Padres que cuidan a sus hijos

“Llegaba a mi casa cansada y allí estaba mi hija. Tenía que prestarle atención, cocinar, bañarla, preparar todo para el día siguiente. Mi marido abría la puerta, saludaba y listo. Al sillón a esperar que lo atendiera. Los fines de semana eran lo peor, todo el día fregando sin perder de vista a mi niña. Un día me cansé, le dejé los hijos a mi marido y salí con mis amigas”. Como Alejandra Hidalgo, hay miles de mujeres ansiosas de abandonar la rutina. Te damos algunas claves para conseguir que los padres se involucren más. OPINA: ¿tu esposo te ayuda con los niños?

Soldado que huye…

Es que la vida de las mujeres, más si trabajan, puede convertirse en una especie monotonía abrumadora. Y aunque la maternidad es hermosa, viene acompañada por más actividades hogareñas. Una suerte de tareas interminables como cambiar pañales a todas las horas, cocinar, preparar biberones, limpiar la casa, atender al esposo, planchar, lavar, ir al supermercado, etcétera y etcétera, que pueden agotar hasta a la más activa de las damas.

Actividad:
Edita el texto sobre los padres que cuidan a sus hijos: reescribe todo el pasaje que va desde "Padres que cuidan" hasta "con los niños?" y sustituye "marido" por "esposo" cada vez que aparezca.

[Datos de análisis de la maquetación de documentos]

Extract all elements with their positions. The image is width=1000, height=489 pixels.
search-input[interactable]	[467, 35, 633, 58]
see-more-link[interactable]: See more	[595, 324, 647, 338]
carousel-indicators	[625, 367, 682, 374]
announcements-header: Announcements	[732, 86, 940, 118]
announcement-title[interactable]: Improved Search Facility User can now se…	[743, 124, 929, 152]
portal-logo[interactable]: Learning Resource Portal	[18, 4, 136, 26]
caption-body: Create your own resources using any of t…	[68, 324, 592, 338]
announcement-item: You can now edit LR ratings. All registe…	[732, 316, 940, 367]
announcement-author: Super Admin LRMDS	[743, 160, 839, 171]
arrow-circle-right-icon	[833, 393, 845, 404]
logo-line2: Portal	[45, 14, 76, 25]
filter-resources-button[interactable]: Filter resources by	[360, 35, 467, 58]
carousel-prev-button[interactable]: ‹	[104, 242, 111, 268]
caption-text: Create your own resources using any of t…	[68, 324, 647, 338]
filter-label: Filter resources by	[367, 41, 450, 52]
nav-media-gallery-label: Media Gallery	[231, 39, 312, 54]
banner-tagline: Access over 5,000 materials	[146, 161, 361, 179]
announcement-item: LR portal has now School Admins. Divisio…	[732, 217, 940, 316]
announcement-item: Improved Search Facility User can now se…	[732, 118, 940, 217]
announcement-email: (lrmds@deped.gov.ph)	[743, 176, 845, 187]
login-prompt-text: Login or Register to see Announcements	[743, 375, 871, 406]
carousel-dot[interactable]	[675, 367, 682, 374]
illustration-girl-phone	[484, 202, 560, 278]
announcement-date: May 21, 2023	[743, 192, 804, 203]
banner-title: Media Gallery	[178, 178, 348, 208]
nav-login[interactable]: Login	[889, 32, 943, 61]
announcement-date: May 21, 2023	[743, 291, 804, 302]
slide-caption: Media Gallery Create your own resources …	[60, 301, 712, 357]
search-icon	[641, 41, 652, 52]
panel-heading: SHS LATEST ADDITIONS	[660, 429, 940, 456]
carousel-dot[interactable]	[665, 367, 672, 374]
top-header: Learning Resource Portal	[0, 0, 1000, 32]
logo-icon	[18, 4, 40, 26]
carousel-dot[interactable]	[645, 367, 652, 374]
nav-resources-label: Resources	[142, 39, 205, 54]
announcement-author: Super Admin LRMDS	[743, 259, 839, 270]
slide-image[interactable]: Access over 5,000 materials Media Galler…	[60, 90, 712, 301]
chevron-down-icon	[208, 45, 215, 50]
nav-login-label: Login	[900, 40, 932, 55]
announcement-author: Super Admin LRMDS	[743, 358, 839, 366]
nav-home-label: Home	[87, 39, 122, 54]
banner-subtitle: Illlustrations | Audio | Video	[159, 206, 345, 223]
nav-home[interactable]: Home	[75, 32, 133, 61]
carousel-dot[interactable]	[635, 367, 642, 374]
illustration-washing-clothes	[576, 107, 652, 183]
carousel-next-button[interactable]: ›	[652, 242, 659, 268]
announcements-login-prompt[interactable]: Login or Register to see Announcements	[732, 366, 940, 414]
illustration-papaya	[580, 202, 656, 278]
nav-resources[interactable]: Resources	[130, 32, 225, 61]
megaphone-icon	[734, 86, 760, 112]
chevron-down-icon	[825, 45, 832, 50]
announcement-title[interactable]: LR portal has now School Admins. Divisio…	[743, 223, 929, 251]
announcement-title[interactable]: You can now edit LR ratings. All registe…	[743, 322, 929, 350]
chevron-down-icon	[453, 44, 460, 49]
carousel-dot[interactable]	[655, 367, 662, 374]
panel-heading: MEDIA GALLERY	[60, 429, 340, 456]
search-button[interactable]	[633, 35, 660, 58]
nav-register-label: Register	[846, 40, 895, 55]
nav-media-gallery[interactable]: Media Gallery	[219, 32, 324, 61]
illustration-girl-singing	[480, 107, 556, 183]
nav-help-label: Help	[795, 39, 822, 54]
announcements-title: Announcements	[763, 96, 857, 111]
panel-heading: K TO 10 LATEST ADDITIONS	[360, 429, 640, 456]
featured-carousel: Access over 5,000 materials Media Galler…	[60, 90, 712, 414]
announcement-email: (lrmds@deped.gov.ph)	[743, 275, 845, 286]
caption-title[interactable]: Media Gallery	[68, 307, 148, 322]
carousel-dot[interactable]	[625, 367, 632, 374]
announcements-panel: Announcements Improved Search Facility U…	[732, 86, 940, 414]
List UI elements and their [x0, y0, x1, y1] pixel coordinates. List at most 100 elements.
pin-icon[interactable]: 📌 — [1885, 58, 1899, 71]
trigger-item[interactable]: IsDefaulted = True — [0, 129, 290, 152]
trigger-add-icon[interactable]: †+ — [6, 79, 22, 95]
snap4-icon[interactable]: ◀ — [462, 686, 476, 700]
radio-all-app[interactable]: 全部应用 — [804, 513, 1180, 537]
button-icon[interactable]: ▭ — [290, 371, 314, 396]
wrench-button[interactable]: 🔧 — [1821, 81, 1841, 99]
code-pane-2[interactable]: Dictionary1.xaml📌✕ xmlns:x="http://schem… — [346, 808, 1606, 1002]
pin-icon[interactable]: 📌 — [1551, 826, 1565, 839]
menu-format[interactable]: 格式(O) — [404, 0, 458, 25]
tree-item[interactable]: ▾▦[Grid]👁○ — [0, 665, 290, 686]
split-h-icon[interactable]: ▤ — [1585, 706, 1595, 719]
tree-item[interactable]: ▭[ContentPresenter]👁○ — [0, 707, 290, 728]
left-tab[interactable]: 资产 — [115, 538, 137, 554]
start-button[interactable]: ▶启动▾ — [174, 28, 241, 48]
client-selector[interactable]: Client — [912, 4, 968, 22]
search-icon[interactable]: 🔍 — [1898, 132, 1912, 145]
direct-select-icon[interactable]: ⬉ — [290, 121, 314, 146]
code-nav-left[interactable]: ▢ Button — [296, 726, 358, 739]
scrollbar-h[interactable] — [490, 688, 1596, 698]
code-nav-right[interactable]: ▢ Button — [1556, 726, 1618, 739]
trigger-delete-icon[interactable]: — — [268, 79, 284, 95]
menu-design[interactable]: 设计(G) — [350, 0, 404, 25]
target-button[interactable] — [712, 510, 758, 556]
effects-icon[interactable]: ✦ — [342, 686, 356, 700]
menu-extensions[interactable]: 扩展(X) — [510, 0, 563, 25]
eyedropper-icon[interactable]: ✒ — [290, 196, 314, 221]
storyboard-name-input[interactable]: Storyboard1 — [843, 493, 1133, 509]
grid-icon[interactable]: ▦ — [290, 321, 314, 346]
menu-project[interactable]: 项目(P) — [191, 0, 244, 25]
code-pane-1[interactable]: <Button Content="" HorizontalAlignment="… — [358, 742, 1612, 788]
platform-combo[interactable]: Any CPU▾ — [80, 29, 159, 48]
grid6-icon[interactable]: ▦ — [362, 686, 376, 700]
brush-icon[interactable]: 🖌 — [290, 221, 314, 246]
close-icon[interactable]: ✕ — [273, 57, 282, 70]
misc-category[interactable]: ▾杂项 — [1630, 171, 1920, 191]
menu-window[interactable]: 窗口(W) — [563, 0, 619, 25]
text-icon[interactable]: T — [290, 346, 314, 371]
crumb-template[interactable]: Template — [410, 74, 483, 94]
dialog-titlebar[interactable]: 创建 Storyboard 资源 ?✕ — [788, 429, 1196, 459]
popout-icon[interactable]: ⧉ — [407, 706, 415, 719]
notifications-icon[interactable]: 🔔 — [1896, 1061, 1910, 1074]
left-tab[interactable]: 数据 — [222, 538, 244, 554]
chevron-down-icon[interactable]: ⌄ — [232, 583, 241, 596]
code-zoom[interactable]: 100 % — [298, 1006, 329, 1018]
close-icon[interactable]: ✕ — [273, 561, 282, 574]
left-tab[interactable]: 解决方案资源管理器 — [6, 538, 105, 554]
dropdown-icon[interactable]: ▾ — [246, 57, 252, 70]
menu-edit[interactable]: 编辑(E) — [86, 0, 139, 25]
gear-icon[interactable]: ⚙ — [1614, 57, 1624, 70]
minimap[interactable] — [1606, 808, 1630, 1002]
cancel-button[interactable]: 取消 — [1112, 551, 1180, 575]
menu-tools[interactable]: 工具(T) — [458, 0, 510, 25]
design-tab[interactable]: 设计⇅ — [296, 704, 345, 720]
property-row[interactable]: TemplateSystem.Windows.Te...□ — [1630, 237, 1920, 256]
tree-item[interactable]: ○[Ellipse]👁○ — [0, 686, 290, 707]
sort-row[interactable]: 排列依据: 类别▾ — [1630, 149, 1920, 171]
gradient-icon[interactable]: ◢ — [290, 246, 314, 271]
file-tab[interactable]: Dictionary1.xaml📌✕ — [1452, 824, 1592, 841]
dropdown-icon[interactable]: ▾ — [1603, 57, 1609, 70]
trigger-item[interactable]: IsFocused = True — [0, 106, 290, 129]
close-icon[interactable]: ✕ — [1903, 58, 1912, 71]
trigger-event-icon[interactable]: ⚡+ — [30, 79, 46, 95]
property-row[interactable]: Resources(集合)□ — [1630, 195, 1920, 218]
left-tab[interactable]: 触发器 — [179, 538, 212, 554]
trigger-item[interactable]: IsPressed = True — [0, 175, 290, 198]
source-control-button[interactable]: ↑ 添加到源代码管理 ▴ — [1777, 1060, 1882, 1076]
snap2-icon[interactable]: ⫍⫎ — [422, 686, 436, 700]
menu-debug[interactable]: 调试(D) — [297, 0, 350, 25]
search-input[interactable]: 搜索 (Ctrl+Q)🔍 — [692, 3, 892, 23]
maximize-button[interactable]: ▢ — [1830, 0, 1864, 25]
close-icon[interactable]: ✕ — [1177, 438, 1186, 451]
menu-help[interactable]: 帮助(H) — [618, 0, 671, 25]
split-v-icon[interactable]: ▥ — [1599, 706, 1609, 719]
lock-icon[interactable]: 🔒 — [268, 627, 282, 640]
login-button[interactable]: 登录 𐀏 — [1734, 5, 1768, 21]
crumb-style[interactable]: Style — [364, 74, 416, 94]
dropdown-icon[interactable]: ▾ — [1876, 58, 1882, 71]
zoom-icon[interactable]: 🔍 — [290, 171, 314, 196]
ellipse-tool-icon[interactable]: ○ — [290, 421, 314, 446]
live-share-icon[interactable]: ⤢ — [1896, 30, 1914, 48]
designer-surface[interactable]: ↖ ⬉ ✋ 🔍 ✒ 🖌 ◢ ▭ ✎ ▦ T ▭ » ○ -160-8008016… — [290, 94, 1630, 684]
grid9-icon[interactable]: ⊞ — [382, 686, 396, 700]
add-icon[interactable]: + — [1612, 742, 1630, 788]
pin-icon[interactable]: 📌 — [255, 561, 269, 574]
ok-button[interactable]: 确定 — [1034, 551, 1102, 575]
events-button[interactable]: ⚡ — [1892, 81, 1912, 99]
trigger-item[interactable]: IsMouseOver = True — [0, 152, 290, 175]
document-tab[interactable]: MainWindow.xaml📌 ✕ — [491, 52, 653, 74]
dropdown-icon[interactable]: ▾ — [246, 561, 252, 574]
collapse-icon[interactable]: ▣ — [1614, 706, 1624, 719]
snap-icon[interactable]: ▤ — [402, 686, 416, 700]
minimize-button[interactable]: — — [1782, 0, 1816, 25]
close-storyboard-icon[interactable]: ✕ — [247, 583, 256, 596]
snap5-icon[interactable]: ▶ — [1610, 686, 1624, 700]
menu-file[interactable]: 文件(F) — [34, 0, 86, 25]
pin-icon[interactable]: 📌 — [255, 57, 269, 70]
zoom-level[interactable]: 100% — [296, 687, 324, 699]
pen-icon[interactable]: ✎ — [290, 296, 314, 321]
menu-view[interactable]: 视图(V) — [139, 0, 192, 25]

Solución:
Padres que cuidan a sus hijos

“Llegaba a mi casa cansada y allí estaba mi hija. Tenía que prestarle atención, cocinar, bañarla, preparar todo para el día siguiente. Mi esposo abría la puerta, saludaba y listo. Al sillón a esperar que lo atendiera. Los fines de semana eran lo peor, todo el día fregando sin perder de vista a mi niña. Un día me cansé, le dejé los hijos a mi esposo y salí con mis amigas”. Como Alejandra Hidalgo, hay miles de mujeres ansiosas de abandonar la rutina. Te damos algunas claves para conseguir que los padres se involucren más. OPINA: ¿tu esposo te ayuda con los niños?